(Rows from a dataset)
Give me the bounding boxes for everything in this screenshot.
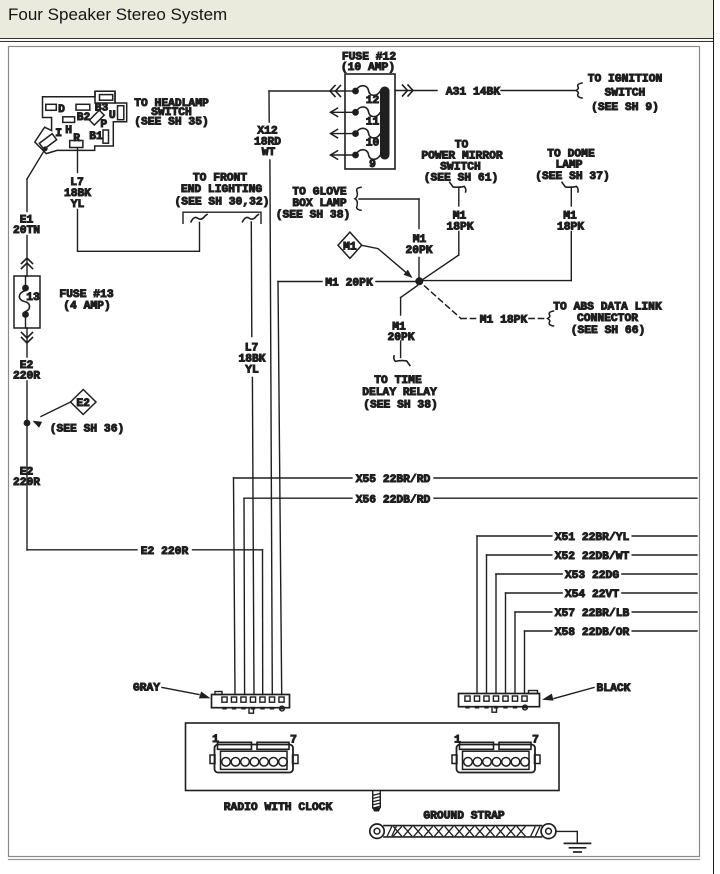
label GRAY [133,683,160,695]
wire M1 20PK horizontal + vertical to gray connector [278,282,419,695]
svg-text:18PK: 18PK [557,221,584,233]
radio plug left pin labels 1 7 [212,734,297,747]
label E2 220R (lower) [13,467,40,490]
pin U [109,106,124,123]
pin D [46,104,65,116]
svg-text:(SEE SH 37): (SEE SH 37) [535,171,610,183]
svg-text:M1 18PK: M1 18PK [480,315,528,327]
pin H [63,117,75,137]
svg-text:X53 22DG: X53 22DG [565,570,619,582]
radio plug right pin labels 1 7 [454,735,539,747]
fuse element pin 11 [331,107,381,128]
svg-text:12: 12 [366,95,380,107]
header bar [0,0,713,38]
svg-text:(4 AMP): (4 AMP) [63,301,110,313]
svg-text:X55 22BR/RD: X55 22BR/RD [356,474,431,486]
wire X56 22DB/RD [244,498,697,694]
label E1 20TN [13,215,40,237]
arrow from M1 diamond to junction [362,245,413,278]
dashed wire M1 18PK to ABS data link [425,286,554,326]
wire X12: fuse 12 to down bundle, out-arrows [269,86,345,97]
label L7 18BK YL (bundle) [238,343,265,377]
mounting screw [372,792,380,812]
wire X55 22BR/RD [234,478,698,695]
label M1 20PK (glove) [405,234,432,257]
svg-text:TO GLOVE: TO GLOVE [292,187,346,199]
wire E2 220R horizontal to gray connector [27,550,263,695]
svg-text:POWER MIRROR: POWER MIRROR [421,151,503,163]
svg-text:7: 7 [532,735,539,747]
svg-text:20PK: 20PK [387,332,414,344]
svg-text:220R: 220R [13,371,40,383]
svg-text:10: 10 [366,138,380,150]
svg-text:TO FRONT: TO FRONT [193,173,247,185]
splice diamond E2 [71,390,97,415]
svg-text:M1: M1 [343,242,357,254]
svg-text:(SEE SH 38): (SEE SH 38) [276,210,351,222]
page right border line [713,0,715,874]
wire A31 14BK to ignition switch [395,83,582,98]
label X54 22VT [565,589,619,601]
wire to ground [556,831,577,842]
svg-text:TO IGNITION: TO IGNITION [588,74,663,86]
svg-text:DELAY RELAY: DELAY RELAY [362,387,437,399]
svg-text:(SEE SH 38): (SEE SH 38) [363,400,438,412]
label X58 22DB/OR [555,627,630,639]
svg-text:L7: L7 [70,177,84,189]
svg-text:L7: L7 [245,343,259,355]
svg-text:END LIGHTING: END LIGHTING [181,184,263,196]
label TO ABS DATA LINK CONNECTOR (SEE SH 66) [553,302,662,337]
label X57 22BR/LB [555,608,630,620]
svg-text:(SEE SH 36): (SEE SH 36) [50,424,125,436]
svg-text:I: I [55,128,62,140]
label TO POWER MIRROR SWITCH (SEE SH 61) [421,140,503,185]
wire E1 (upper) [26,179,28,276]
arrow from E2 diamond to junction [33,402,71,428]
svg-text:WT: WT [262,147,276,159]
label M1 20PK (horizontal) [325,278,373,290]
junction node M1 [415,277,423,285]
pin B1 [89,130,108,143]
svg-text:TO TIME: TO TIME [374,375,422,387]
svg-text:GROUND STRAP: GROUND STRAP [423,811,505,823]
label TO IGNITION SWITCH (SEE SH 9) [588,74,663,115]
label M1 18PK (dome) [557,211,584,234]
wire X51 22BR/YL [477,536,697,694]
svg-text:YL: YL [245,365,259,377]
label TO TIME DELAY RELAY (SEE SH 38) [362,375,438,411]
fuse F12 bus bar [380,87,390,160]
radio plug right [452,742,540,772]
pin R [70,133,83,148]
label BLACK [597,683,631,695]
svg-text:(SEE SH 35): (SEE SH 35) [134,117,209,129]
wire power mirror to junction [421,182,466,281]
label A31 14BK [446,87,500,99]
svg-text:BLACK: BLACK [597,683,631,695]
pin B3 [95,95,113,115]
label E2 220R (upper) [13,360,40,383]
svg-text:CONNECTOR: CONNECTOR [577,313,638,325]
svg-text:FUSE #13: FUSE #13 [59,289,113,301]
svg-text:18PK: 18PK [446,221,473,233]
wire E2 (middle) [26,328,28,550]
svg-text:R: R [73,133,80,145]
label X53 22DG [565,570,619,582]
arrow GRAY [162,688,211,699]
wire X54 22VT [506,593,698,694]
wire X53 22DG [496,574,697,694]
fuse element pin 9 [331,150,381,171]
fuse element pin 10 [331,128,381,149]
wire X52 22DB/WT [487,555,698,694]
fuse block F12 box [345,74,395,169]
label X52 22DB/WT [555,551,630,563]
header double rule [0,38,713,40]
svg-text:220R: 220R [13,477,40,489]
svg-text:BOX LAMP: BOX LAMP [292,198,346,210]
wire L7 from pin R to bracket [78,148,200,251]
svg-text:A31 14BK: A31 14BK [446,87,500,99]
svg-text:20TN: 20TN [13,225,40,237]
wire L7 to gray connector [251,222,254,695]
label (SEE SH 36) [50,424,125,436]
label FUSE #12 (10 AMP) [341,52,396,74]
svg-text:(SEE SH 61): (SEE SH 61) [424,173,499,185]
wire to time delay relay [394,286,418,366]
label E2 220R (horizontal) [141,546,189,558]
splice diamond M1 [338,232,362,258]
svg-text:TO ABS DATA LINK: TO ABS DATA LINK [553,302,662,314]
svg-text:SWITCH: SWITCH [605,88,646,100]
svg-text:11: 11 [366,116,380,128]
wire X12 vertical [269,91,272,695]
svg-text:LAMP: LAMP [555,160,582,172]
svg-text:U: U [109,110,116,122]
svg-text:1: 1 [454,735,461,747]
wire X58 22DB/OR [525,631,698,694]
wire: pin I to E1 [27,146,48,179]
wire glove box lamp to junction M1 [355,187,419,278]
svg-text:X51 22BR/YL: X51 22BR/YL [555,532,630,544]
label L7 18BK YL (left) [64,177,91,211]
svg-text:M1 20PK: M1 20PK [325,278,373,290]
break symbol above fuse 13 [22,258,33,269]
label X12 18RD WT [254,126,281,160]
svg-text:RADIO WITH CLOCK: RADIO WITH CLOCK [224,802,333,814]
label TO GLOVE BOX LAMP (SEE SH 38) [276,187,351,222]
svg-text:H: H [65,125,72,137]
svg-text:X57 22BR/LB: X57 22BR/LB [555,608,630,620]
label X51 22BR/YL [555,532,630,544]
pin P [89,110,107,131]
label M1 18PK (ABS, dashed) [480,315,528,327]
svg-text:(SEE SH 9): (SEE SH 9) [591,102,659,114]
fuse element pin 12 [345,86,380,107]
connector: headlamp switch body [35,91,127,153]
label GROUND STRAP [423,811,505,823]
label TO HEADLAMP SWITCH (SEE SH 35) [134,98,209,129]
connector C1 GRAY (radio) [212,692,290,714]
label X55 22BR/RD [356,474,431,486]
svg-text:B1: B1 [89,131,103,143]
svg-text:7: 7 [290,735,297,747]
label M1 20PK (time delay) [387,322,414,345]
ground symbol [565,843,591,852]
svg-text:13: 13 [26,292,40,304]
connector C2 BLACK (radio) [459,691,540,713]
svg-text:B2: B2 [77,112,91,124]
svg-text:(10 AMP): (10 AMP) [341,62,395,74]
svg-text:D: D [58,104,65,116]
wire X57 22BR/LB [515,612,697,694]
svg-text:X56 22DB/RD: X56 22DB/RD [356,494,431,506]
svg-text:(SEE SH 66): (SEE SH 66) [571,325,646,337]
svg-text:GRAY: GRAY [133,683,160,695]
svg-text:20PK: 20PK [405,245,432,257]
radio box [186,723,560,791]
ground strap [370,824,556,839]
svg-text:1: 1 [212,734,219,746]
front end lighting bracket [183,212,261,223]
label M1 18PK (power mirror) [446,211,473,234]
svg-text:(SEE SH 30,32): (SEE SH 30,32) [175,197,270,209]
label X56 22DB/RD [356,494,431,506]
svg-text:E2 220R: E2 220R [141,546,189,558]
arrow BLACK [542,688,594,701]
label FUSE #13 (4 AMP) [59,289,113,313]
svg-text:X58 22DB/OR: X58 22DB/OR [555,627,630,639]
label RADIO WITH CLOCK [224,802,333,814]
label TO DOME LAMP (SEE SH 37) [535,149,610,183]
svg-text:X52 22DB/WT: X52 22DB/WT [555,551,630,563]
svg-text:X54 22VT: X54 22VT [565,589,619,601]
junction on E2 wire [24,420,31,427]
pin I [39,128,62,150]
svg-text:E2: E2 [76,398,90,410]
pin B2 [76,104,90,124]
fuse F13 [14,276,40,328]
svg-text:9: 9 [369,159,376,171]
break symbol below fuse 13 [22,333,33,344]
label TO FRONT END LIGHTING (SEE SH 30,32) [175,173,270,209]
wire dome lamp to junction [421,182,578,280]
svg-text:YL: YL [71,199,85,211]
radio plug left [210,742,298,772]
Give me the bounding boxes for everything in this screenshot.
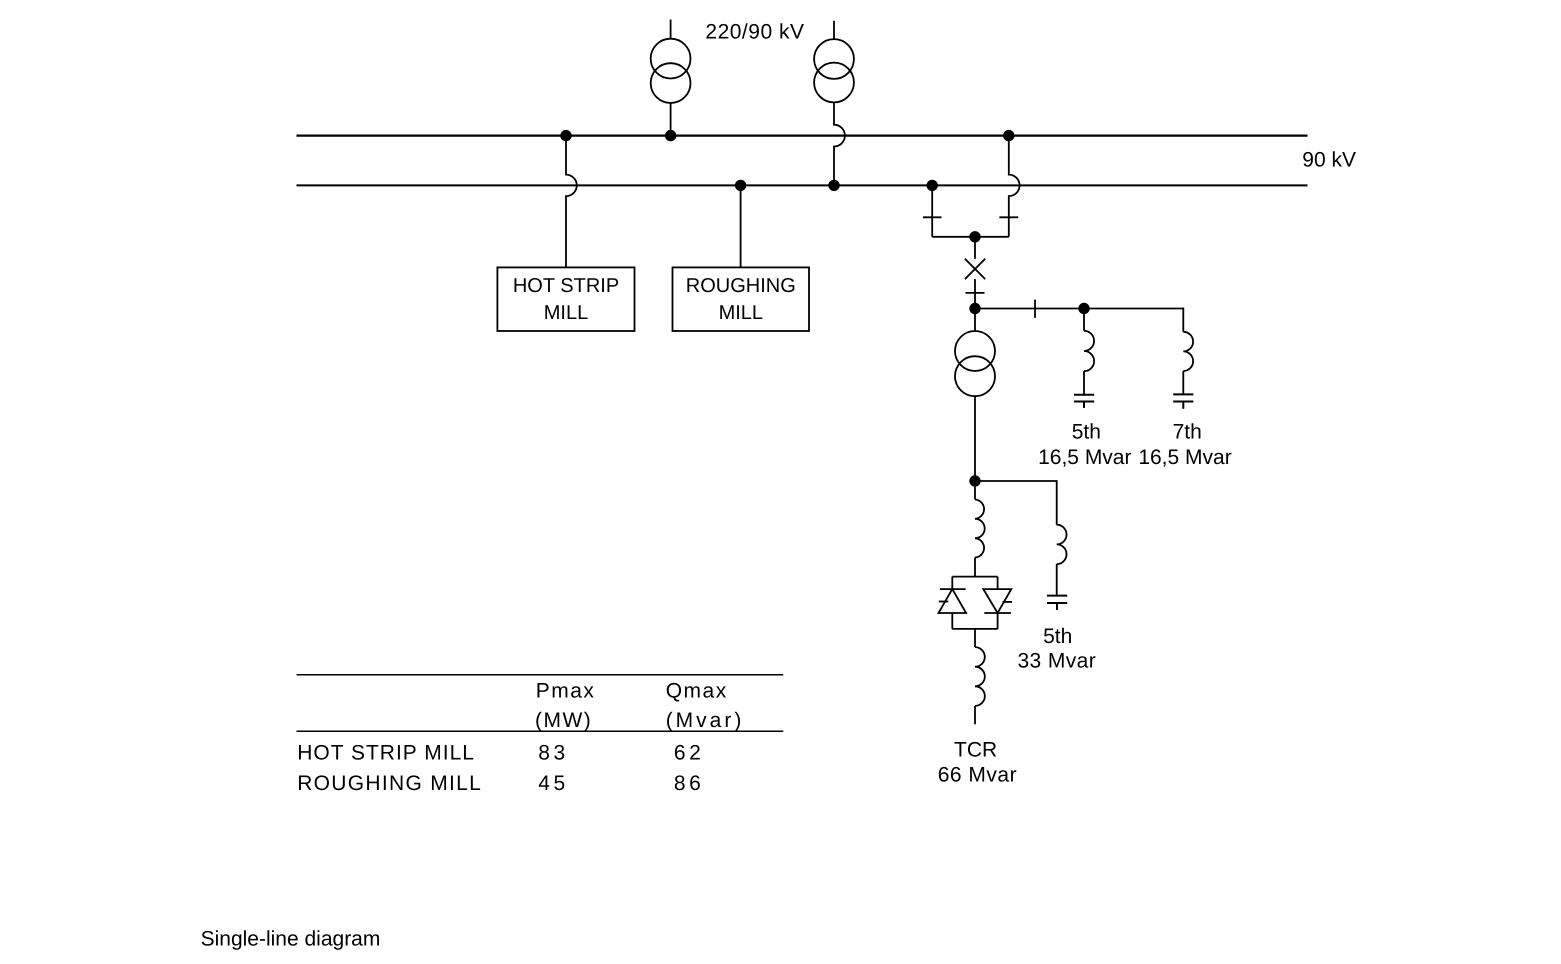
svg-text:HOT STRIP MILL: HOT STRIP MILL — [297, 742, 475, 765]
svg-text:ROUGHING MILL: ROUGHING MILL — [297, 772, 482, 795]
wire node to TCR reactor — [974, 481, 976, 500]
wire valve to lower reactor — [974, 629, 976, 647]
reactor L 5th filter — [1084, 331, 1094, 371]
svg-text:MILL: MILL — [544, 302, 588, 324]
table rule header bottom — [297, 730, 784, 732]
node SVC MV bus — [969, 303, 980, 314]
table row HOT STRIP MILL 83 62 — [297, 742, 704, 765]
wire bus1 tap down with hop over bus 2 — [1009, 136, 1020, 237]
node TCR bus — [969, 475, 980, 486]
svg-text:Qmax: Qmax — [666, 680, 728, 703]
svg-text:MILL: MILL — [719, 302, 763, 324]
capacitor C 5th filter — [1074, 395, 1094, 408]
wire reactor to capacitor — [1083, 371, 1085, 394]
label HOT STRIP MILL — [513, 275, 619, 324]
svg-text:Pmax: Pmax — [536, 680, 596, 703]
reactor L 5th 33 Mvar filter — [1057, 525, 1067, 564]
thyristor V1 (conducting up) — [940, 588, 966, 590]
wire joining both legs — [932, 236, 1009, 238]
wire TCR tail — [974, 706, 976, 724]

**EXERCISE REQUIREMENTS**
Output the material verbatim, beginning at the line containing "svg-text:HOT STRIP MILL: HOT" and continuing through the line containing "svg-text:Pmax: Pmax — [536, 680, 596, 703]", both lines included.

**THE OUTPUT**
svg-text:HOT STRIP MILL: HOT STRIP MILL — [297, 742, 475, 765]
svg-text:ROUGHING MILL: ROUGHING MILL — [297, 772, 482, 795]
wire node to TCR reactor — [974, 481, 976, 500]
wire valve to lower reactor — [974, 629, 976, 647]
reactor L 5th filter — [1084, 331, 1094, 371]
svg-text:MILL: MILL — [544, 302, 588, 324]
table rule header bottom — [297, 730, 784, 732]
node SVC MV bus — [969, 303, 980, 314]
table row HOT STRIP MILL 83 62 — [297, 742, 704, 765]
wire bus1 tap down with hop over bus 2 — [1009, 136, 1020, 237]
node TCR bus — [969, 475, 980, 486]
svg-text:Qmax: Qmax — [666, 680, 728, 703]
svg-text:MILL: MILL — [719, 302, 763, 324]
capacitor C 5th filter — [1074, 395, 1094, 408]
wire reactor to capacitor — [1083, 371, 1085, 394]
label HOT STRIP MILL — [513, 275, 619, 324]
svg-text:Pmax: Pmax — [536, 680, 596, 703]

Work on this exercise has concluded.